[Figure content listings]
--------------------------------------------------
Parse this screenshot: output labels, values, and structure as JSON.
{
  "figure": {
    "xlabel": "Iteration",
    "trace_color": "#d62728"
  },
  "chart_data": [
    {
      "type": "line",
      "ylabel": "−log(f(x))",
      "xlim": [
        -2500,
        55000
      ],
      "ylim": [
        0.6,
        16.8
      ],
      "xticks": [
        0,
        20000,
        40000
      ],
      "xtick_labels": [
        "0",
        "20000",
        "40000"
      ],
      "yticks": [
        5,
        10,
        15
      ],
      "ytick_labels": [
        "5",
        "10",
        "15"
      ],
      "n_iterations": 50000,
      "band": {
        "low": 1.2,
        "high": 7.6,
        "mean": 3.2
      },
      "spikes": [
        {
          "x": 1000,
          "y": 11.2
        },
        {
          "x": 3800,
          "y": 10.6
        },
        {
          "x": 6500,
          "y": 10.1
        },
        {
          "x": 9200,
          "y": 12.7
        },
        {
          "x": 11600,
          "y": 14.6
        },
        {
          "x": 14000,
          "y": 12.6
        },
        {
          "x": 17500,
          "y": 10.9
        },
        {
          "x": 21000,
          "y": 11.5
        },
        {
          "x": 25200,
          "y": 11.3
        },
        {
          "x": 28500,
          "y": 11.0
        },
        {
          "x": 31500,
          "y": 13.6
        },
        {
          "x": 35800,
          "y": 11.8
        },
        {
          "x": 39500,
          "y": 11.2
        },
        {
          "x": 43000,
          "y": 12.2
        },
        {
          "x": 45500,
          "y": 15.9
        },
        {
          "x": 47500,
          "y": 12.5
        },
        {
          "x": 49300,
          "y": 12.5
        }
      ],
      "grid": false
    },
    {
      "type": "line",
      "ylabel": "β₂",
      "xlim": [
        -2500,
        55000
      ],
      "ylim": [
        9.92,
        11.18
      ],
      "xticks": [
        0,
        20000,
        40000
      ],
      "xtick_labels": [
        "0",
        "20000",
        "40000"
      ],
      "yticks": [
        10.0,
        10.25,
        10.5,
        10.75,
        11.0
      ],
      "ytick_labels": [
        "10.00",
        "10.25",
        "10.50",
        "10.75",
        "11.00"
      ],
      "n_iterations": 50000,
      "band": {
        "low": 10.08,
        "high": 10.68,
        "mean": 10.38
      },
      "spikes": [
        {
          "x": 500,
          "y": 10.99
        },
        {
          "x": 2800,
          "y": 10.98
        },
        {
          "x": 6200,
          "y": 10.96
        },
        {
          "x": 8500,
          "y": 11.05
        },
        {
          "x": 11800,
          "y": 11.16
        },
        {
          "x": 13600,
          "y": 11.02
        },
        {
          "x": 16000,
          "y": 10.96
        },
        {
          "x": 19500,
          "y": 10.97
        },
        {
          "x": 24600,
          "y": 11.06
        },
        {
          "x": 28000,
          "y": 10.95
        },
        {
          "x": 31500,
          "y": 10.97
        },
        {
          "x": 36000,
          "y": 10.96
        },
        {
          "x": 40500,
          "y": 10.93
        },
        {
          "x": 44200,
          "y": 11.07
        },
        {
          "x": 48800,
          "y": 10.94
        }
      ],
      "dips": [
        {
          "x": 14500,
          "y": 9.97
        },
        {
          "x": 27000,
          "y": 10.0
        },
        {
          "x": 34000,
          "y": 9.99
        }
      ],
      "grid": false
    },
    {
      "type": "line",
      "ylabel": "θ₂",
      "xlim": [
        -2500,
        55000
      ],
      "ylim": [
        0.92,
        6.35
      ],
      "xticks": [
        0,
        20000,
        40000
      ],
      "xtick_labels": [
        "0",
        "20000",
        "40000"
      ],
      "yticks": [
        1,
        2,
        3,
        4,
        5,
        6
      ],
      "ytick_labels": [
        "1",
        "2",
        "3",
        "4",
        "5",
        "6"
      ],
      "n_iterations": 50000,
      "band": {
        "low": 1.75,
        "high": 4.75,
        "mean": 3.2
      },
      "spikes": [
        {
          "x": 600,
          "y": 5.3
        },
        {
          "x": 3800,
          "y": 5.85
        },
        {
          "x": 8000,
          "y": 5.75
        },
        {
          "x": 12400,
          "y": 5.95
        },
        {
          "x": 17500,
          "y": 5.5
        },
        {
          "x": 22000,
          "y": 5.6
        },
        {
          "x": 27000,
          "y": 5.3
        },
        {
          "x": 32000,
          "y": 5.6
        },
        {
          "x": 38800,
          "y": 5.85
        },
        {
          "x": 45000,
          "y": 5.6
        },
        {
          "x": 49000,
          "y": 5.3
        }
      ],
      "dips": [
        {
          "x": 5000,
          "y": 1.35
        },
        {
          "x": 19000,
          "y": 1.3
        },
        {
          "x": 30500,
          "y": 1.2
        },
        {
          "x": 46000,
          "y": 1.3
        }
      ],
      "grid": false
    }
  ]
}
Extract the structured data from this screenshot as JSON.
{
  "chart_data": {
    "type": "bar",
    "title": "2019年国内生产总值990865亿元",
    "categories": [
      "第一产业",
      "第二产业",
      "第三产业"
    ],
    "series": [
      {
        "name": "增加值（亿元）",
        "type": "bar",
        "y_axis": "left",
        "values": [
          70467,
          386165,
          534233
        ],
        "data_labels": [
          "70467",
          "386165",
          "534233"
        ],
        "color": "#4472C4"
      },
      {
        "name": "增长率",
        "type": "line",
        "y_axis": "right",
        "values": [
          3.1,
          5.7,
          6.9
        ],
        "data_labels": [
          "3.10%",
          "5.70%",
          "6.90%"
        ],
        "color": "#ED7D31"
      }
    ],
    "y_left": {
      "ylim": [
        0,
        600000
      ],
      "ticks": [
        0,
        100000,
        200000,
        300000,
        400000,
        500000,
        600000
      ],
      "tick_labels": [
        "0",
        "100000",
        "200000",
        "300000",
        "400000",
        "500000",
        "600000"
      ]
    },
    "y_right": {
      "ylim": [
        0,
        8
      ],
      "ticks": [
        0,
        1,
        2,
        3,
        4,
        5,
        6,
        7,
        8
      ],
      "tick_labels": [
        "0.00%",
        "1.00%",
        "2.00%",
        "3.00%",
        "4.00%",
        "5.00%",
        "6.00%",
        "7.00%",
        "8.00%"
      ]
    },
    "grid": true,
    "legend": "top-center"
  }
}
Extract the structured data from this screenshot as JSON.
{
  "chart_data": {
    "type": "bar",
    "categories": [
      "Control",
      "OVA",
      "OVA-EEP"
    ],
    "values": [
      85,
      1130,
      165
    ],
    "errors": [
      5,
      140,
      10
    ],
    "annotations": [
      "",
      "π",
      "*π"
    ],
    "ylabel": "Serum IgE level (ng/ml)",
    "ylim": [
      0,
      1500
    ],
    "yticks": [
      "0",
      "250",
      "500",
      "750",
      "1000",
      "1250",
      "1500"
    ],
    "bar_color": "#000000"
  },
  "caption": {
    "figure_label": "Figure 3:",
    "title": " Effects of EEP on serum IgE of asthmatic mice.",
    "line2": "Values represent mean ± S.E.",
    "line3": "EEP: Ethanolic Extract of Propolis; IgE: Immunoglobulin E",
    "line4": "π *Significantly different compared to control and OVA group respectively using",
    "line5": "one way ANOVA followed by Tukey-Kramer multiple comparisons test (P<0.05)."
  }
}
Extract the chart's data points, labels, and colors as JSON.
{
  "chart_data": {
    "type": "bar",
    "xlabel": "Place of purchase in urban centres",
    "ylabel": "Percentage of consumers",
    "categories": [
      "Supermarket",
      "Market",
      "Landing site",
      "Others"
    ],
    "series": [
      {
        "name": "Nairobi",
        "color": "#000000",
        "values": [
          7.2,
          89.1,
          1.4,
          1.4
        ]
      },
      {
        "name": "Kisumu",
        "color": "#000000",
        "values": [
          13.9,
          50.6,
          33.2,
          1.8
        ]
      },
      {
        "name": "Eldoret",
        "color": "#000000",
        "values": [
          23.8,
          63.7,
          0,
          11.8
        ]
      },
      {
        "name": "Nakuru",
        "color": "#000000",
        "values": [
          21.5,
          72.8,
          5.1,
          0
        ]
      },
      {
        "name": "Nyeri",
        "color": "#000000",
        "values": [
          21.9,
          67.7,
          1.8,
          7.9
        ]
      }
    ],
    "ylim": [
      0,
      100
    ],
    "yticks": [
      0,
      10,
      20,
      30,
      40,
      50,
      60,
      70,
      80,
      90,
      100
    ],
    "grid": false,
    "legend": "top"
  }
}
--------------------------------------------------
## EXERCISE:
Out of the preceding entries, pull every line containing the string "name".

## SOLUTION TO THE EXERCISE:
        "name": "增加值（亿元）",
        "name": "增长率",
        "name": "Nairobi",
        "name": "Kisumu",
        "name": "Eldoret",
        "name": "Nakuru",
        "name": "Nyeri",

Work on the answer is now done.